Stated exercise: Would you retype all of these records exactly?

** start Records for this exercise **

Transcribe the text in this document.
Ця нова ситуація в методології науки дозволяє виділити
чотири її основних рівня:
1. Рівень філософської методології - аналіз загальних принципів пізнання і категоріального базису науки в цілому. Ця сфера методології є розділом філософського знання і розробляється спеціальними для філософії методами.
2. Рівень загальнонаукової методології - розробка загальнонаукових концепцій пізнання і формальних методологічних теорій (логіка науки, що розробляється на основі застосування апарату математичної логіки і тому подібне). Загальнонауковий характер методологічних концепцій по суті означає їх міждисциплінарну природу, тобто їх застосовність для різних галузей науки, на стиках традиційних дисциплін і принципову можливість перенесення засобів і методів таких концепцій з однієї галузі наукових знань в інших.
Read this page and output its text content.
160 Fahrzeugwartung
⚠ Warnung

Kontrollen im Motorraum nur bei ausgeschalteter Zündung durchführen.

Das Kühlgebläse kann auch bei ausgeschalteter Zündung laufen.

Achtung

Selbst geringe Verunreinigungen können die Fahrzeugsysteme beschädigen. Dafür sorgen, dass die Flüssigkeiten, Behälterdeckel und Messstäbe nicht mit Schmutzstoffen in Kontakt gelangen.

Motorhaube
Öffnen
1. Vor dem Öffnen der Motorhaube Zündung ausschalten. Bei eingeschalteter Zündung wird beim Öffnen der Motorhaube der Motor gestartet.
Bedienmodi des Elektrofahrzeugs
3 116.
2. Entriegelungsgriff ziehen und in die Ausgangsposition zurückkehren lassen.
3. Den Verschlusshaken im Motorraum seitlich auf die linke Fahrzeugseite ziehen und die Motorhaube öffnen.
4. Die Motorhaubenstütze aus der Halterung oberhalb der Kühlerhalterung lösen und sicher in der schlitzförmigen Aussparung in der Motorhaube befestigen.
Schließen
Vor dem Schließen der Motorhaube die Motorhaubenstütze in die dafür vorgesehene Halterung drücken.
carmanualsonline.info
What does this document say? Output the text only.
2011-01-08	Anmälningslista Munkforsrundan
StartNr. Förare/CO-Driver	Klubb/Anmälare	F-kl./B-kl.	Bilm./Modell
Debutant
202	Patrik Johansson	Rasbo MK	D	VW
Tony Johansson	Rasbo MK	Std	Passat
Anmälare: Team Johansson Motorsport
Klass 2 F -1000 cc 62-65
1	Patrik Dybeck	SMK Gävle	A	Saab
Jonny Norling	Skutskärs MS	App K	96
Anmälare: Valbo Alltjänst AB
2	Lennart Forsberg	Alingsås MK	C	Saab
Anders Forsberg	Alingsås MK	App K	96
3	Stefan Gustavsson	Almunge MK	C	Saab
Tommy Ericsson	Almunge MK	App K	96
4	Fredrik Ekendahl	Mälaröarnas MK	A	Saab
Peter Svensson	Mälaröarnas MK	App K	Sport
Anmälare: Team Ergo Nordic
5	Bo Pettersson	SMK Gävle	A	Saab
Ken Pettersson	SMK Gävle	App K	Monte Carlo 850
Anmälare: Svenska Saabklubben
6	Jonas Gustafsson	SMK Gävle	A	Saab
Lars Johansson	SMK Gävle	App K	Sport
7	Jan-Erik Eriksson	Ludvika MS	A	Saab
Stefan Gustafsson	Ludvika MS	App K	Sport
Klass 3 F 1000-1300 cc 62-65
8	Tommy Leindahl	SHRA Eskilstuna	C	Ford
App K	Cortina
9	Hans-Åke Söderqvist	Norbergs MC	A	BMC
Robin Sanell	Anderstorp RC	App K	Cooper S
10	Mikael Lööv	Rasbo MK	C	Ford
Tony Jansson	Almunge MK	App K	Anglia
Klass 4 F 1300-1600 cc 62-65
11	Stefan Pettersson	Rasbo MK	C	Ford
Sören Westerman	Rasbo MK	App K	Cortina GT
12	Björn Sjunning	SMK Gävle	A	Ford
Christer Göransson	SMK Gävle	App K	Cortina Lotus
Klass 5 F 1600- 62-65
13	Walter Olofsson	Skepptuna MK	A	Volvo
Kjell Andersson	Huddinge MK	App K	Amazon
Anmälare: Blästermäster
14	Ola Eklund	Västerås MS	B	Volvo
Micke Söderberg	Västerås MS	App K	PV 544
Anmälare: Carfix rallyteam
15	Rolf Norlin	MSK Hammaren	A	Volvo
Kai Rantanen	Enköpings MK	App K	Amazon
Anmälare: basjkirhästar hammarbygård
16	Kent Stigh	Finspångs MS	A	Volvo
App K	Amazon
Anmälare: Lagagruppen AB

** end Records for this exercise **

Result for this task:
Transcribe the text in this document.
Ця нова ситуація в методології науки дозволяє виділити
чотири її основних рівня:
1. Рівень філософської методології - аналіз загальних принципів пізнання і категоріального базису науки в цілому. Ця сфера методології є розділом філософського знання і розробляється спеціальними для філософії методами.
2. Рівень загальнонаукової методології - розробка загальнонаукових концепцій пізнання і формальних методологічних теорій (логіка науки, що розробляється на основі застосування апарату математичної логіки і тому подібне). Загальнонауковий характер методологічних концепцій по суті означає їх міждисциплінарну природу, тобто їх застосовність для різних галузей науки, на стиках традиційних дисциплін і принципову можливість перенесення засобів і методів таких концепцій з однієї галузі наукових знань в інших.
Read this page and output its text content.
160 Fahrzeugwartung
⚠ Warnung

Kontrollen im Motorraum nur bei ausgeschalteter Zündung durchführen.

Das Kühlgebläse kann auch bei ausgeschalteter Zündung laufen.

Achtung

Selbst geringe Verunreinigungen können die Fahrzeugsysteme beschädigen. Dafür sorgen, dass die Flüssigkeiten, Behälterdeckel und Messstäbe nicht mit Schmutzstoffen in Kontakt gelangen.

Motorhaube
Öffnen
1. Vor dem Öffnen der Motorhaube Zündung ausschalten. Bei eingeschalteter Zündung wird beim Öffnen der Motorhaube der Motor gestartet.
Bedienmodi des Elektrofahrzeugs
3 116.
2. Entriegelungsgriff ziehen und in die Ausgangsposition zurückkehren lassen.
3. Den Verschlusshaken im Motorraum seitlich auf die linke Fahrzeugseite ziehen und die Motorhaube öffnen.
4. Die Motorhaubenstütze aus der Halterung oberhalb der Kühlerhalterung lösen und sicher in der schlitzförmigen Aussparung in der Motorhaube befestigen.
Schließen
Vor dem Schließen der Motorhaube die Motorhaubenstütze in die dafür vorgesehene Halterung drücken.
carmanualsonline.info
What does this document say? Output the text only.
2011-01-08	Anmälningslista Munkforsrundan
StartNr. Förare/CO-Driver	Klubb/Anmälare	F-kl./B-kl.	Bilm./Modell
Debutant
202	Patrik Johansson	Rasbo MK	D	VW
Tony Johansson	Rasbo MK	Std	Passat
Anmälare: Team Johansson Motorsport
Klass 2 F -1000 cc 62-65
1	Patrik Dybeck	SMK Gävle	A	Saab
Jonny Norling	Skutskärs MS	App K	96
Anmälare: Valbo Alltjänst AB
2	Lennart Forsberg	Alingsås MK	C	Saab
Anders Forsberg	Alingsås MK	App K	96
3	Stefan Gustavsson	Almunge MK	C	Saab
Tommy Ericsson	Almunge MK	App K	96
4	Fredrik Ekendahl	Mälaröarnas MK	A	Saab
Peter Svensson	Mälaröarnas MK	App K	Sport
Anmälare: Team Ergo Nordic
5	Bo Pettersson	SMK Gävle	A	Saab
Ken Pettersson	SMK Gävle	App K	Monte Carlo 850
Anmälare: Svenska Saabklubben
6	Jonas Gustafsson	SMK Gävle	A	Saab
Lars Johansson	SMK Gävle	App K	Sport
7	Jan-Erik Eriksson	Ludvika MS	A	Saab
Stefan Gustafsson	Ludvika MS	App K	Sport
Klass 3 F 1000-1300 cc 62-65
8	Tommy Leindahl	SHRA Eskilstuna	C	Ford
App K	Cortina
9	Hans-Åke Söderqvist	Norbergs MC	A	BMC
Robin Sanell	Anderstorp RC	App K	Cooper S
10	Mikael Lööv	Rasbo MK	C	Ford
Tony Jansson	Almunge MK	App K	Anglia
Klass 4 F 1300-1600 cc 62-65
11	Stefan Pettersson	Rasbo MK	C	Ford
Sören Westerman	Rasbo MK	App K	Cortina GT
12	Björn Sjunning	SMK Gävle	A	Ford
Christer Göransson	SMK Gävle	App K	Cortina Lotus
Klass 5 F 1600- 62-65
13	Walter Olofsson	Skepptuna MK	A	Volvo
Kjell Andersson	Huddinge MK	App K	Amazon
Anmälare: Blästermäster
14	Ola Eklund	Västerås MS	B	Volvo
Micke Söderberg	Västerås MS	App K	PV 544
Anmälare: Carfix rallyteam
15	Rolf Norlin	MSK Hammaren	A	Volvo
Kai Rantanen	Enköpings MK	App K	Amazon
Anmälare: basjkirhästar hammarbygård
16	Kent Stigh	Finspångs MS	A	Volvo
App K	Amazon
Anmälare: Lagagruppen AB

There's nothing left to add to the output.